**Source extract:**
Intercollegiate basketball season

The 2014–15 Xavier Musketeers women's basketball team represented Xavier University during the 2014–15 NCAA Division I women's basketball season. The Musketeers, led by fourth-year head coach Brian Neal, they played their games at the Cintas Center and were second-year members of the newly reorganized Big East Conference. They finished the season 18–15, 8–10 in Big East play, to finish in seventh place. They advanced to the quarterfinals of the Big East women's tournament where they lost to DePaul. They were invited to the Women's Basketball Invitational where they defeated to William & Mary in the first before losing to Siena in the quarterfinals.

**Dataset entries:**
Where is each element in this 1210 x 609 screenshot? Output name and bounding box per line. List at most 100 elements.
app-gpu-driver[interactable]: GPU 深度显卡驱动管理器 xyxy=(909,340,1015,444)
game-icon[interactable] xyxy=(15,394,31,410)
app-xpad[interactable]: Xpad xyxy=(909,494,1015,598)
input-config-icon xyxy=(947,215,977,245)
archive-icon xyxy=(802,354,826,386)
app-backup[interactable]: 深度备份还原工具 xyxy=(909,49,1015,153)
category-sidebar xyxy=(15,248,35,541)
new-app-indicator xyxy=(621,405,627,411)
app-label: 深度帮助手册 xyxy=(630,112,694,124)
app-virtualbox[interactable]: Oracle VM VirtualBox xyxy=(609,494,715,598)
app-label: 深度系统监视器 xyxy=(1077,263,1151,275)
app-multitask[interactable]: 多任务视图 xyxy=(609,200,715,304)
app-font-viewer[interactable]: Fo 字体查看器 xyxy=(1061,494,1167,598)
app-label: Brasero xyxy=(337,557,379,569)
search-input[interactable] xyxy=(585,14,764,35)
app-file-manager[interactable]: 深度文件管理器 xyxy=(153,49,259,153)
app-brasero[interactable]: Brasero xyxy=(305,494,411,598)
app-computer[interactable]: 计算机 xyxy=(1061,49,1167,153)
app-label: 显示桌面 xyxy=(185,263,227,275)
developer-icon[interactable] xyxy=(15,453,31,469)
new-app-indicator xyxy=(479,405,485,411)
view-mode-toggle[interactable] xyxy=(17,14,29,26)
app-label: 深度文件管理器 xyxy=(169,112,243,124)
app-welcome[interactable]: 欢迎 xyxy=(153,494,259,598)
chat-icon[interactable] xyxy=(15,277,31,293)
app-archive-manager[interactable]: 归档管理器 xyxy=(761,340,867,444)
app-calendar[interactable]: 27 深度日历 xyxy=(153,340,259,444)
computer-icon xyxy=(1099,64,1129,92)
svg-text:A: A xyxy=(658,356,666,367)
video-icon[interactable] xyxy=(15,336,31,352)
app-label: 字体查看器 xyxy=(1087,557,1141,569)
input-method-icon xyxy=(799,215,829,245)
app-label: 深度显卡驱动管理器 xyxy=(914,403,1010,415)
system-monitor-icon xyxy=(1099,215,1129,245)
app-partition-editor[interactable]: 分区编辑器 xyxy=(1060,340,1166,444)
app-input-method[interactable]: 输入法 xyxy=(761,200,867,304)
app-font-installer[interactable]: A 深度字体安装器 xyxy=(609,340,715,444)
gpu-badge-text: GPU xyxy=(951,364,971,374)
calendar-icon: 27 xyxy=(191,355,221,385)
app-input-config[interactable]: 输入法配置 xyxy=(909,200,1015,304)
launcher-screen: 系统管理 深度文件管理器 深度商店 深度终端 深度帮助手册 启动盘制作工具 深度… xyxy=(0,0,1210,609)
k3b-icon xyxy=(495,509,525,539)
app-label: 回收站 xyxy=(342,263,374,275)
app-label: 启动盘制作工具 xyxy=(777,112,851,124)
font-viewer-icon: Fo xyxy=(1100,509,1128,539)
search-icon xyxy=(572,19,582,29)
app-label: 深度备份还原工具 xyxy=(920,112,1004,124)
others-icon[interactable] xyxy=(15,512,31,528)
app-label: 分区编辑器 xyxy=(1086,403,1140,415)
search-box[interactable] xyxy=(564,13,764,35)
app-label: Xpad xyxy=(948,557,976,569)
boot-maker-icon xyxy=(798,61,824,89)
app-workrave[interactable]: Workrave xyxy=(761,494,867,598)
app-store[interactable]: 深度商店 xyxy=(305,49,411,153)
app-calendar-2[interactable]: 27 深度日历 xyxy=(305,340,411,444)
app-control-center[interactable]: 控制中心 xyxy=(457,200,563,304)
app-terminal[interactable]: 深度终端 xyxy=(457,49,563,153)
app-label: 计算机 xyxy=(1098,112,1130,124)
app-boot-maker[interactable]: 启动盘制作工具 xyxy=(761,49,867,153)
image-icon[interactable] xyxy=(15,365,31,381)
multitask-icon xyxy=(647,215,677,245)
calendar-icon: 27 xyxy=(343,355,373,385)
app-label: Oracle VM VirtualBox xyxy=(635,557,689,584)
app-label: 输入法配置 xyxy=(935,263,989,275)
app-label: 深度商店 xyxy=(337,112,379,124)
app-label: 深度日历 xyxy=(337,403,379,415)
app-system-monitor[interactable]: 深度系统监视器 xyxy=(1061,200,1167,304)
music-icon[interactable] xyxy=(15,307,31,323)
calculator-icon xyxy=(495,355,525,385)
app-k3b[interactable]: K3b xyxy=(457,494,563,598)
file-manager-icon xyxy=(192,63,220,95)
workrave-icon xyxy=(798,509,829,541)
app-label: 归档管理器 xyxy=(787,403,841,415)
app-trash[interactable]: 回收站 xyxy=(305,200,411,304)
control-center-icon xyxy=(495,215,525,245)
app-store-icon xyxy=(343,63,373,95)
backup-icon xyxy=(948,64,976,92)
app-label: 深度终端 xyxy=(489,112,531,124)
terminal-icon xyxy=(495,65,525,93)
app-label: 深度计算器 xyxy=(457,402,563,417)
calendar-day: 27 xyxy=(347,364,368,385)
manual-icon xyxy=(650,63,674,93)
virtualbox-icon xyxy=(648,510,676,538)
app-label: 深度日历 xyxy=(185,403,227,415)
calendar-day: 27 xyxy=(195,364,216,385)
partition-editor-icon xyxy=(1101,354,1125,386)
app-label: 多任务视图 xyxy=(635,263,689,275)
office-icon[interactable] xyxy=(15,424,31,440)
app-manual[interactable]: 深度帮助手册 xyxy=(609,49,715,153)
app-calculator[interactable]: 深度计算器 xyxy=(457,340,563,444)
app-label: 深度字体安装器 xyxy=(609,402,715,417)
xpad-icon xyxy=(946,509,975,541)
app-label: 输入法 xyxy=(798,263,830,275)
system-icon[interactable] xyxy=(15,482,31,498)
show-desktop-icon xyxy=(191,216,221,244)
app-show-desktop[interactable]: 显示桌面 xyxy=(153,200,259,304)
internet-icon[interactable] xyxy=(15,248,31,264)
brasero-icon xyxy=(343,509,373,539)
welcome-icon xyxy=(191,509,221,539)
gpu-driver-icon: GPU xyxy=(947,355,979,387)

**Tasks:**
(a) In the Xavier women's basketball season text, who was the Musketeers' head coach?
(b) List every opposing team named in the Xavier women's basketball season text.
(c) Output the Xavier women's basketball season text from "The 2014–15 Xavier" up to and including "in the quarterfinals.".

**Your written answers:**
(a) Brian Neal

(b) DePaul, William & Mary, Siena

(c)
The 2014–15 Xavier Musketeers women's basketball team represented Xavier University during the 2014–15 NCAA Division I women's basketball season. The Musketeers, led by fourth-year head coach Brian Neal, they played their games at the Cintas Center and were second-year members of the newly reorganized Big East Conference. They finished the season 18–15, 8–10 in Big East play, to finish in seventh place. They advanced to the quarterfinals of the Big East women's tournament where they lost to DePaul. They were invited to the Women's Basketball Invitational where they defeated to William & Mary in the first before losing to Siena in the quarterfinals.